Short task:
Filter the entries and keep only the lines where the string "عموجه" appears.

Records about charts and figures:

┏━━

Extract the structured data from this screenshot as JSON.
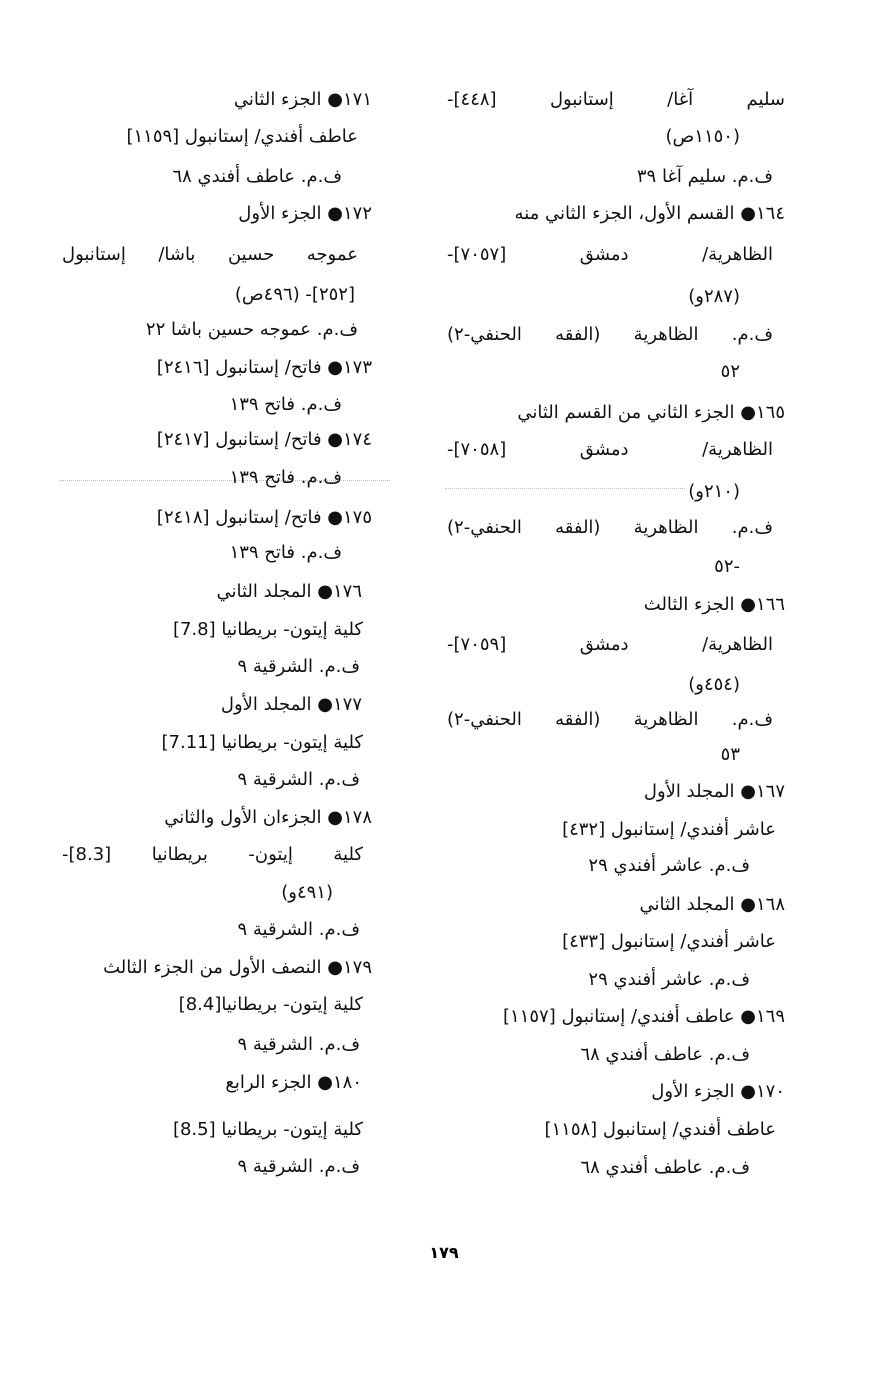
{
  "right_column": {
    "lines": [
      "سليم آغا/ إستانبول [٤٤٨]-",
      "(١١٥٠ص)",
      "ف.م. سليم آغا ٣٩",
      "١٦٤● القسم الأول، الجزء الثاني منه",
      "الظاهرية/ دمشق [٧٠٥٧]-",
      "(٢٨٧و)",
      "ف.م. الظاهرية (الفقه الحنفي-٢)",
      "٥٢",
      "١٦٥● الجزء الثاني من القسم الثاني",
      "الظاهرية/ دمشق [٧٠٥٨]-",
      "(٢١٠و)",
      "ف.م. الظاهرية (الفقه الحنفي-٢)",
      "-٥٢",
      "١٦٦● الجزء الثالث",
      "الظاهرية/ دمشق [٧٠٥٩]-",
      "(٤٥٤و)",
      "ف.م. الظاهرية (الفقه الحنفي-٢)",
      "٥٣",
      "١٦٧● المجلد الأول",
      "عاشر أفندي/ إستانبول [٤٣٢]",
      "ف.م. عاشر أفندي ٢٩",
      "١٦٨● المجلد الثاني",
      "عاشر أفندي/ إستانبول [٤٣٣]",
      "ف.م. عاشر أفندي ٢٩",
      "١٦٩● عاطف أفندي/ إستانبول [١١٥٧]",
      "ف.م. عاطف أفندي ٦٨",
      "١٧٠● الجزء الأول",
      "عاطف أفندي/ إستانبول [١١٥٨]",
      "ف.م. عاطف أفندي ٦٨"
    ]
  },
  "left_column": {
    "lines": [
      "١٧١● الجزء الثاني",
      "عاطف أفندي/ إستانبول [١١٥٩]",
      "ف.م. عاطف أفندي ٦٨",
      "١٧٢● الجزء الأول",
      "عموجه حسين باشا/ إستانبول",
      "[٢٥٢]- (٤٩٦ص)",
      "ف.م. عموجه حسين باشا ٢٢",
      "١٧٣● فاتح/ إستانبول [٢٤١٦]",
      "ف.م. فاتح ١٣٩",
      "١٧٤● فاتح/ إستانبول [٢٤١٧]",
      "ف.م. فاتح ١٣٩",
      "١٧٥● فاتح/ إستانبول [٢٤١٨]",
      "ف.م. فاتح ١٣٩",
      "١٧٦● المجلد الثاني",
      "كلية إيتون- بريطانيا [7.8]",
      "ف.م. الشرقية ٩",
      "١٧٧● المجلد الأول",
      "كلية إيتون- بريطانيا [7.11]",
      "ف.م. الشرقية ٩",
      "١٧٨● الجزءان الأول والثاني",
      "كلية إيتون- بريطانيا [8.3]-",
      "(٤٩١و)",
      "ف.م. الشرقية ٩",
      "١٧٩● النصف الأول من الجزء الثالث",
      "كلية إيتون- بريطانيا[8.4]",
      "ف.م. الشرقية ٩",
      "١٨٠● الجزء الرابع",
      "كلية إيتون- بريطانيا [8.5]",
      "ف.م. الشرقية ٩"
    ]
  },
  "page_number": "١٧٩"
}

┗━━

Response:
      "عموجه حسين باشا/ إستانبول",
      "ف.م. عموجه حسين باشا ٢٢",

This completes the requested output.